• _TASK BRIEF_:
Please reproduce all of the data below without a single change, keeping every line, character and number as it appears.
■ ■ ■ ■ ■
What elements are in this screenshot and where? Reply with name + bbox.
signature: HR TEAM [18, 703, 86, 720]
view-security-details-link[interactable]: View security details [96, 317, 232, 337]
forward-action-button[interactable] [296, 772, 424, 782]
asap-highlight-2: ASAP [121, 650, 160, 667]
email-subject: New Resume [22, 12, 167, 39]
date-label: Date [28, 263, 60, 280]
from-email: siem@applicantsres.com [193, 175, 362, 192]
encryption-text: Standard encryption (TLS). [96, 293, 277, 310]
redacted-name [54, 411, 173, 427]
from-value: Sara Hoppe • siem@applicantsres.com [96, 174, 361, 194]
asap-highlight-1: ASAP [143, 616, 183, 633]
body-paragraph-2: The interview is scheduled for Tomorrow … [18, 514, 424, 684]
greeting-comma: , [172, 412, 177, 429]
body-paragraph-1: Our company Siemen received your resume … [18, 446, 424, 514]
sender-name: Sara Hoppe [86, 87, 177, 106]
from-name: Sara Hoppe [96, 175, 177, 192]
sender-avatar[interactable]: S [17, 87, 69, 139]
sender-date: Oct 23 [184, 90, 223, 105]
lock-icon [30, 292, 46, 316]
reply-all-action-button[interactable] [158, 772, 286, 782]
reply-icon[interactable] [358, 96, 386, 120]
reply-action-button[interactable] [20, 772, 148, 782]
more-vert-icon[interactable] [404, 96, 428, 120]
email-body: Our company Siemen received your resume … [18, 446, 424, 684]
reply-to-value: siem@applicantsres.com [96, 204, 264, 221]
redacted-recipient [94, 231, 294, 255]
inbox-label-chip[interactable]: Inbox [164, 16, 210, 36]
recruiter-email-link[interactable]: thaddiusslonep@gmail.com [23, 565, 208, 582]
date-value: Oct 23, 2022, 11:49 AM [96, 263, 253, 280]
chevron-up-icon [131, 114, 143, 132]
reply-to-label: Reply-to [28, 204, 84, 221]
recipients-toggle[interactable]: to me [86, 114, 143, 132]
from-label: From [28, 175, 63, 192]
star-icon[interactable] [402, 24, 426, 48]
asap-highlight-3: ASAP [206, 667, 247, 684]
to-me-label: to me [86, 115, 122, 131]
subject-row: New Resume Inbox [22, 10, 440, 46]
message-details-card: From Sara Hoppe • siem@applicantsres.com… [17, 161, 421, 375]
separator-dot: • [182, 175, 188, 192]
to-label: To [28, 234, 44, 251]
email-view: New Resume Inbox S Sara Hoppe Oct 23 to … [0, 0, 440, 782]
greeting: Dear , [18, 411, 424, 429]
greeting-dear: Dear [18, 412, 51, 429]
■ ■ ■ ■ ■
• _SOLUTION_:
What elements are in this screenshot and where? Reply with name + bbox.
signature: HR TEAM [18, 703, 86, 720]
view-security-details-link[interactable]: View security details [96, 317, 232, 337]
forward-action-button[interactable] [296, 772, 424, 782]
asap-highlight-2: ASAP [121, 650, 160, 667]
email-subject: New Resume [22, 12, 167, 39]
date-label: Date [28, 263, 60, 280]
from-email: siem@applicantsres.com [193, 175, 362, 192]
encryption-text: Standard encryption (TLS). [96, 293, 277, 310]
redacted-name [54, 411, 173, 427]
from-value: Sara Hoppe • siem@applicantsres.com [96, 174, 361, 194]
asap-highlight-1: ASAP [143, 616, 183, 633]
body-paragraph-2: The interview is scheduled for Tomorrow … [18, 514, 424, 684]
greeting-comma: , [172, 412, 177, 429]
body-paragraph-1: Our company Siemen received your resume … [18, 446, 424, 514]
sender-name: Sara Hoppe [86, 87, 177, 106]
from-name: Sara Hoppe [96, 175, 177, 192]
sender-avatar[interactable]: S [17, 87, 69, 139]
sender-date: Oct 23 [184, 90, 223, 105]
lock-icon [30, 292, 46, 316]
reply-all-action-button[interactable] [158, 772, 286, 782]
reply-icon[interactable] [358, 96, 386, 120]
reply-action-button[interactable] [20, 772, 148, 782]
more-vert-icon[interactable] [404, 96, 428, 120]
email-body: Our company Siemen received your resume … [18, 446, 424, 684]
reply-to-value: siem@applicantsres.com [96, 204, 264, 221]
redacted-recipient [94, 231, 294, 255]
inbox-label-chip[interactable]: Inbox [164, 16, 210, 36]
recruiter-email-link[interactable]: thaddiusslonep@gmail.com [23, 565, 208, 582]
date-value: Oct 23, 2022, 11:49 AM [96, 263, 253, 280]
chevron-up-icon [131, 114, 143, 132]
reply-to-label: Reply-to [28, 204, 84, 221]
recipients-toggle[interactable]: to me [86, 114, 143, 132]
from-label: From [28, 175, 63, 192]
star-icon[interactable] [402, 24, 426, 48]
asap-highlight-3: ASAP [206, 667, 247, 684]
to-me-label: to me [86, 115, 122, 131]
subject-row: New Resume Inbox [22, 10, 440, 46]
message-details-card: From Sara Hoppe • siem@applicantsres.com… [17, 161, 421, 375]
separator-dot: • [182, 175, 188, 192]
to-label: To [28, 234, 44, 251]
email-view: New Resume Inbox S Sara Hoppe Oct 23 to … [0, 0, 440, 782]
greeting: Dear , [18, 411, 424, 429]
greeting-dear: Dear [18, 412, 51, 429]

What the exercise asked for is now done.